Set exercise:
Copy every line of the records below where the word "gini" occurs.

Task inputs:
· · · ·

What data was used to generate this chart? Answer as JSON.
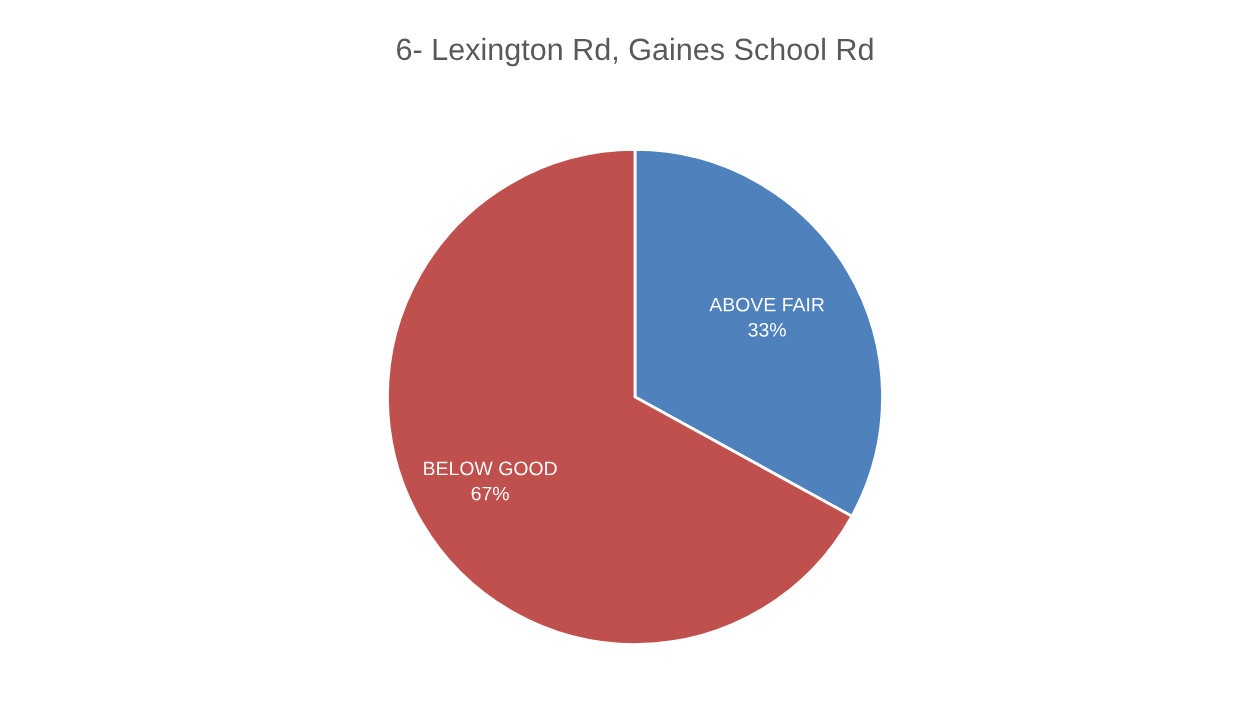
{
  "chart_data": {
    "type": "pie",
    "title": "6- Lexington Rd, Gaines School Rd",
    "categories": [
      "ABOVE FAIR",
      "BELOW GOOD"
    ],
    "values": [
      33,
      67
    ],
    "colors": [
      "#4f81bd",
      "#c0504d"
    ],
    "value_labels": [
      "33%",
      "67%"
    ],
    "legend": false
  }
}
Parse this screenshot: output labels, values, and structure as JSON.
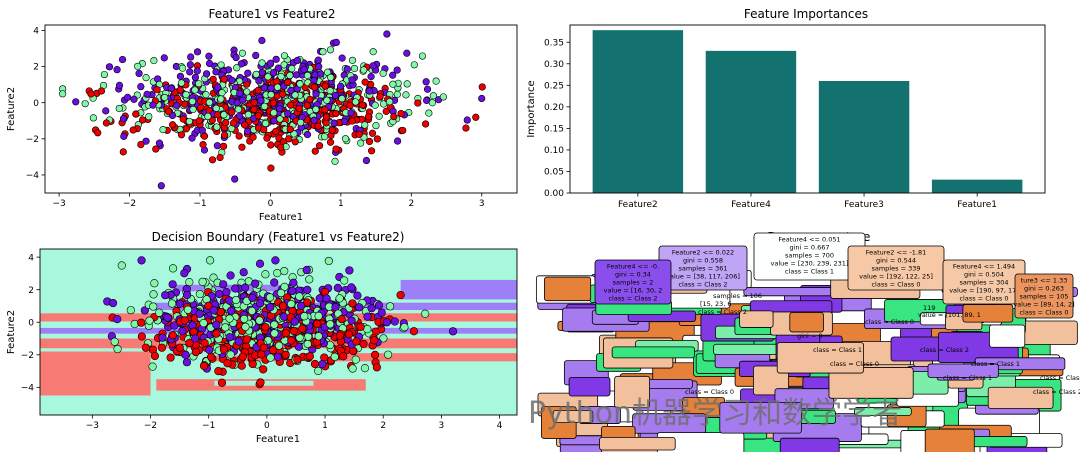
{
  "chart_data": [
    {
      "type": "scatter",
      "title": "Feature1 vs Feature2",
      "xlabel": "Feature1",
      "ylabel": "Feature2",
      "xlim": [
        -3.2,
        3.5
      ],
      "ylim": [
        -5.0,
        4.3
      ],
      "xticks": [
        -3,
        -2,
        -1,
        0,
        1,
        2,
        3
      ],
      "yticks": [
        -4,
        -2,
        0,
        2,
        4
      ],
      "class_colors": {
        "Class 0": "#ee0000",
        "Class 1": "#80f8a8",
        "Class 2": "#6a0fe0"
      },
      "note": "approx. 1000 points, 3 classes, roughly centered at (0,0) with spread ~1"
    },
    {
      "type": "bar",
      "title": "Feature Importances",
      "categories": [
        "Feature2",
        "Feature4",
        "Feature3",
        "Feature1"
      ],
      "values": [
        0.378,
        0.33,
        0.26,
        0.031
      ],
      "xlabel": "",
      "ylabel": "Importance",
      "ylim": [
        0,
        0.39
      ],
      "yticks": [
        0.0,
        0.05,
        0.1,
        0.15,
        0.2,
        0.25,
        0.3,
        0.35
      ],
      "bar_color": "#137270"
    },
    {
      "type": "scatter",
      "title": "Decision Boundary (Feature1 vs Feature2)",
      "xlabel": "Feature1",
      "ylabel": "Feature2",
      "xlim": [
        -3.9,
        4.3
      ],
      "ylim": [
        -5.7,
        4.5
      ],
      "xticks": [
        -3,
        -2,
        -1,
        0,
        1,
        2,
        3,
        4
      ],
      "yticks": [
        -4,
        -2,
        0,
        2,
        4
      ],
      "region_colors": {
        "Class 0": "#f87a74",
        "Class 1": "#a7f8dc",
        "Class 2": "#9d7ff8"
      }
    },
    {
      "type": "tree",
      "title": "Decision Tree Structure",
      "title_visible": "De",
      "title_visible_tail": "ture",
      "nodes": [
        {
          "lines": [
            "Feature4 <= 0.051",
            "gini = 0.667",
            "samples = 700",
            "value = [230, 239, 231]",
            "class = Class 1"
          ],
          "fill": "#fdfffe"
        },
        {
          "lines": [
            "Feature2 <= 0.022",
            "gini = 0.558",
            "samples = 361",
            "value = [38, 117, 206]",
            "class = Class 2"
          ],
          "fill": "#c0a4f5"
        },
        {
          "lines": [
            "Feature2 <= -1.81",
            "gini = 0.544",
            "samples = 339",
            "value = [192, 122, 25]",
            "class = Class 0"
          ],
          "fill": "#f6c8a6"
        },
        {
          "lines": [
            "Feature4 <= -0.",
            "gini = 0.34",
            "samples = 2",
            "value = [16, 30, 2",
            "class = Class 2"
          ],
          "fill": "#8a4eed"
        },
        {
          "lines": [
            "Feature4 <= 1.494",
            "gini = 0.504",
            "samples = 304",
            "value = [190, 97, 17]",
            "class = Class 0"
          ],
          "fill": "#f5c9a8"
        },
        {
          "lines": [
            "ture3 <= 1.33",
            "gini = 0.263",
            "samples = 105",
            "value = [89, 14, 2]",
            "class = Class 0"
          ],
          "fill": "#eb9660"
        }
      ],
      "partial_labels": [
        "samples = 106",
        "[15, 23, 6",
        "class = Class 2",
        "119",
        "value = [101, 89, 1",
        "class = Class 0",
        "gini = 0",
        "class = Class 1",
        "class = Class 0",
        "class = Class 2",
        "class = Class 1",
        "class = Class 1",
        "class = Class 1",
        "class = Class 0",
        "class = Class 2"
      ],
      "node_colors": {
        "Class 0": "#e58139",
        "Class 1": "#39e581",
        "Class 2": "#8139e5"
      }
    }
  ],
  "watermark": "Python机器学习和数学学者"
}
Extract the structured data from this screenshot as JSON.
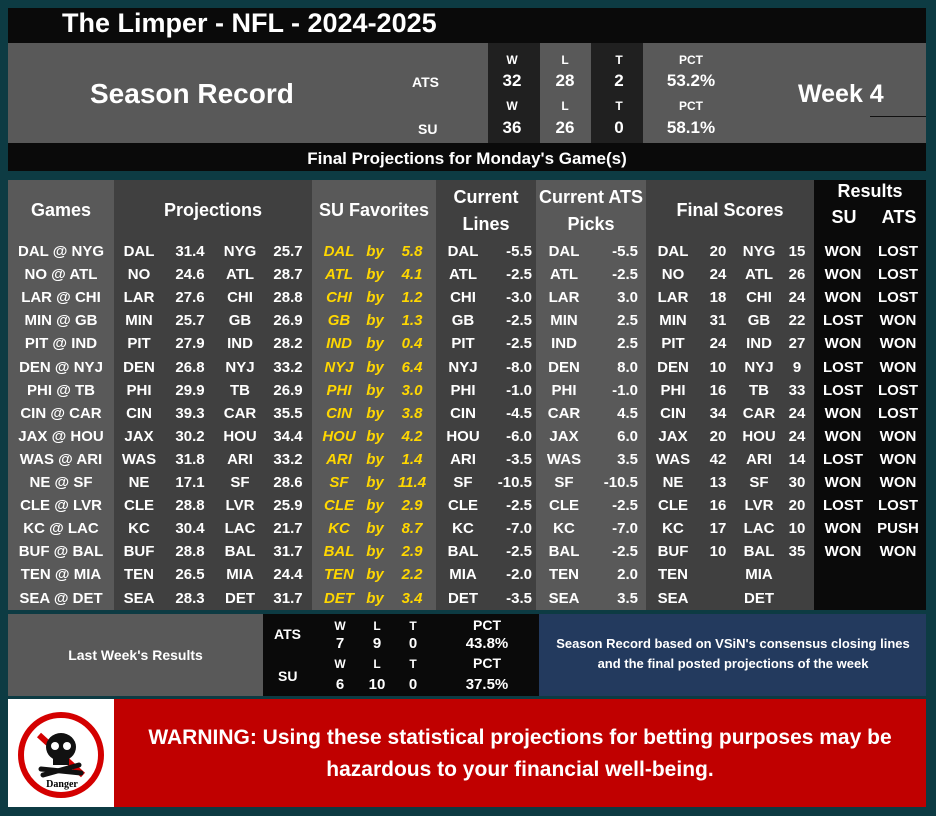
{
  "title": "The Limper - NFL - 2024-2025",
  "season_record": {
    "label": "Season Record",
    "week": "Week 4",
    "ats": {
      "label": "ATS",
      "w_hdr": "W",
      "l_hdr": "L",
      "t_hdr": "T",
      "pct_hdr": "PCT",
      "w": "32",
      "l": "28",
      "t": "2",
      "pct": "53.2%"
    },
    "su": {
      "label": "SU",
      "w_hdr": "W",
      "l_hdr": "L",
      "t_hdr": "T",
      "pct_hdr": "PCT",
      "w": "36",
      "l": "26",
      "t": "0",
      "pct": "58.1%"
    }
  },
  "banner": "Final Projections for Monday's Game(s)",
  "headers": {
    "games": "Games",
    "projections": "Projections",
    "su_favorites": "SU Favorites",
    "current_lines_1": "Current",
    "current_lines_2": "Lines",
    "ats_picks_1": "Current ATS",
    "ats_picks_2": "Picks",
    "final_scores": "Final Scores",
    "results": "Results",
    "results_su": "SU",
    "results_ats": "ATS"
  },
  "by_word": "by",
  "games": [
    {
      "game": "DAL @ NYG",
      "p1": "DAL",
      "s1": "31.4",
      "p2": "NYG",
      "s2": "25.7",
      "fav": "DAL",
      "margin": "5.8",
      "line_team": "DAL",
      "line": "-5.5",
      "pick_team": "DAL",
      "pick": "-5.5",
      "f1": "DAL",
      "fs1": "20",
      "f2": "NYG",
      "fs2": "15",
      "su": "WON",
      "ats": "LOST"
    },
    {
      "game": "NO @ ATL",
      "p1": "NO",
      "s1": "24.6",
      "p2": "ATL",
      "s2": "28.7",
      "fav": "ATL",
      "margin": "4.1",
      "line_team": "ATL",
      "line": "-2.5",
      "pick_team": "ATL",
      "pick": "-2.5",
      "f1": "NO",
      "fs1": "24",
      "f2": "ATL",
      "fs2": "26",
      "su": "WON",
      "ats": "LOST"
    },
    {
      "game": "LAR @ CHI",
      "p1": "LAR",
      "s1": "27.6",
      "p2": "CHI",
      "s2": "28.8",
      "fav": "CHI",
      "margin": "1.2",
      "line_team": "CHI",
      "line": "-3.0",
      "pick_team": "LAR",
      "pick": "3.0",
      "f1": "LAR",
      "fs1": "18",
      "f2": "CHI",
      "fs2": "24",
      "su": "WON",
      "ats": "LOST"
    },
    {
      "game": "MIN @ GB",
      "p1": "MIN",
      "s1": "25.7",
      "p2": "GB",
      "s2": "26.9",
      "fav": "GB",
      "margin": "1.3",
      "line_team": "GB",
      "line": "-2.5",
      "pick_team": "MIN",
      "pick": "2.5",
      "f1": "MIN",
      "fs1": "31",
      "f2": "GB",
      "fs2": "22",
      "su": "LOST",
      "ats": "WON"
    },
    {
      "game": "PIT @ IND",
      "p1": "PIT",
      "s1": "27.9",
      "p2": "IND",
      "s2": "28.2",
      "fav": "IND",
      "margin": "0.4",
      "line_team": "PIT",
      "line": "-2.5",
      "pick_team": "IND",
      "pick": "2.5",
      "f1": "PIT",
      "fs1": "24",
      "f2": "IND",
      "fs2": "27",
      "su": "WON",
      "ats": "WON"
    },
    {
      "game": "DEN @ NYJ",
      "p1": "DEN",
      "s1": "26.8",
      "p2": "NYJ",
      "s2": "33.2",
      "fav": "NYJ",
      "margin": "6.4",
      "line_team": "NYJ",
      "line": "-8.0",
      "pick_team": "DEN",
      "pick": "8.0",
      "f1": "DEN",
      "fs1": "10",
      "f2": "NYJ",
      "fs2": "9",
      "su": "LOST",
      "ats": "WON"
    },
    {
      "game": "PHI @ TB",
      "p1": "PHI",
      "s1": "29.9",
      "p2": "TB",
      "s2": "26.9",
      "fav": "PHI",
      "margin": "3.0",
      "line_team": "PHI",
      "line": "-1.0",
      "pick_team": "PHI",
      "pick": "-1.0",
      "f1": "PHI",
      "fs1": "16",
      "f2": "TB",
      "fs2": "33",
      "su": "LOST",
      "ats": "LOST"
    },
    {
      "game": "CIN @ CAR",
      "p1": "CIN",
      "s1": "39.3",
      "p2": "CAR",
      "s2": "35.5",
      "fav": "CIN",
      "margin": "3.8",
      "line_team": "CIN",
      "line": "-4.5",
      "pick_team": "CAR",
      "pick": "4.5",
      "f1": "CIN",
      "fs1": "34",
      "f2": "CAR",
      "fs2": "24",
      "su": "WON",
      "ats": "LOST"
    },
    {
      "game": "JAX @ HOU",
      "p1": "JAX",
      "s1": "30.2",
      "p2": "HOU",
      "s2": "34.4",
      "fav": "HOU",
      "margin": "4.2",
      "line_team": "HOU",
      "line": "-6.0",
      "pick_team": "JAX",
      "pick": "6.0",
      "f1": "JAX",
      "fs1": "20",
      "f2": "HOU",
      "fs2": "24",
      "su": "WON",
      "ats": "WON"
    },
    {
      "game": "WAS @ ARI",
      "p1": "WAS",
      "s1": "31.8",
      "p2": "ARI",
      "s2": "33.2",
      "fav": "ARI",
      "margin": "1.4",
      "line_team": "ARI",
      "line": "-3.5",
      "pick_team": "WAS",
      "pick": "3.5",
      "f1": "WAS",
      "fs1": "42",
      "f2": "ARI",
      "fs2": "14",
      "su": "LOST",
      "ats": "WON"
    },
    {
      "game": "NE @ SF",
      "p1": "NE",
      "s1": "17.1",
      "p2": "SF",
      "s2": "28.6",
      "fav": "SF",
      "margin": "11.4",
      "line_team": "SF",
      "line": "-10.5",
      "pick_team": "SF",
      "pick": "-10.5",
      "f1": "NE",
      "fs1": "13",
      "f2": "SF",
      "fs2": "30",
      "su": "WON",
      "ats": "WON"
    },
    {
      "game": "CLE @ LVR",
      "p1": "CLE",
      "s1": "28.8",
      "p2": "LVR",
      "s2": "25.9",
      "fav": "CLE",
      "margin": "2.9",
      "line_team": "CLE",
      "line": "-2.5",
      "pick_team": "CLE",
      "pick": "-2.5",
      "f1": "CLE",
      "fs1": "16",
      "f2": "LVR",
      "fs2": "20",
      "su": "LOST",
      "ats": "LOST"
    },
    {
      "game": "KC @ LAC",
      "p1": "KC",
      "s1": "30.4",
      "p2": "LAC",
      "s2": "21.7",
      "fav": "KC",
      "margin": "8.7",
      "line_team": "KC",
      "line": "-7.0",
      "pick_team": "KC",
      "pick": "-7.0",
      "f1": "KC",
      "fs1": "17",
      "f2": "LAC",
      "fs2": "10",
      "su": "WON",
      "ats": "PUSH"
    },
    {
      "game": "BUF @ BAL",
      "p1": "BUF",
      "s1": "28.8",
      "p2": "BAL",
      "s2": "31.7",
      "fav": "BAL",
      "margin": "2.9",
      "line_team": "BAL",
      "line": "-2.5",
      "pick_team": "BAL",
      "pick": "-2.5",
      "f1": "BUF",
      "fs1": "10",
      "f2": "BAL",
      "fs2": "35",
      "su": "WON",
      "ats": "WON"
    },
    {
      "game": "TEN @ MIA",
      "p1": "TEN",
      "s1": "26.5",
      "p2": "MIA",
      "s2": "24.4",
      "fav": "TEN",
      "margin": "2.2",
      "line_team": "MIA",
      "line": "-2.0",
      "pick_team": "TEN",
      "pick": "2.0",
      "f1": "TEN",
      "fs1": "",
      "f2": "MIA",
      "fs2": "",
      "su": "",
      "ats": ""
    },
    {
      "game": "SEA @ DET",
      "p1": "SEA",
      "s1": "28.3",
      "p2": "DET",
      "s2": "31.7",
      "fav": "DET",
      "margin": "3.4",
      "line_team": "DET",
      "line": "-3.5",
      "pick_team": "SEA",
      "pick": "3.5",
      "f1": "SEA",
      "fs1": "",
      "f2": "DET",
      "fs2": "",
      "su": "",
      "ats": ""
    }
  ],
  "last_week": {
    "label": "Last Week's Results",
    "ats": {
      "label": "ATS",
      "w_hdr": "W",
      "l_hdr": "L",
      "t_hdr": "T",
      "pct_hdr": "PCT",
      "w": "7",
      "l": "9",
      "t": "0",
      "pct": "43.8%"
    },
    "su": {
      "label": "SU",
      "w_hdr": "W",
      "l_hdr": "L",
      "t_hdr": "T",
      "pct_hdr": "PCT",
      "w": "6",
      "l": "10",
      "t": "0",
      "pct": "37.5%"
    }
  },
  "note": "Season Record based on VSiN's consensus closing lines and the final posted projections of the week",
  "warning": {
    "sign_text": "Danger",
    "text": "WARNING: Using these statistical projections for betting purposes may be hazardous to your financial well-being."
  },
  "colors": {
    "favorite": "#ffd700",
    "warning_bg": "#c00000",
    "note_bg": "#233a5e"
  }
}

· · · ·

Reply to the exercise:
            "gini = 0.667",
            "gini = 0.558",
            "gini = 0.544",
            "gini = 0.34",
            "gini = 0.504",
            "gini = 0.263",
        "gini = 0",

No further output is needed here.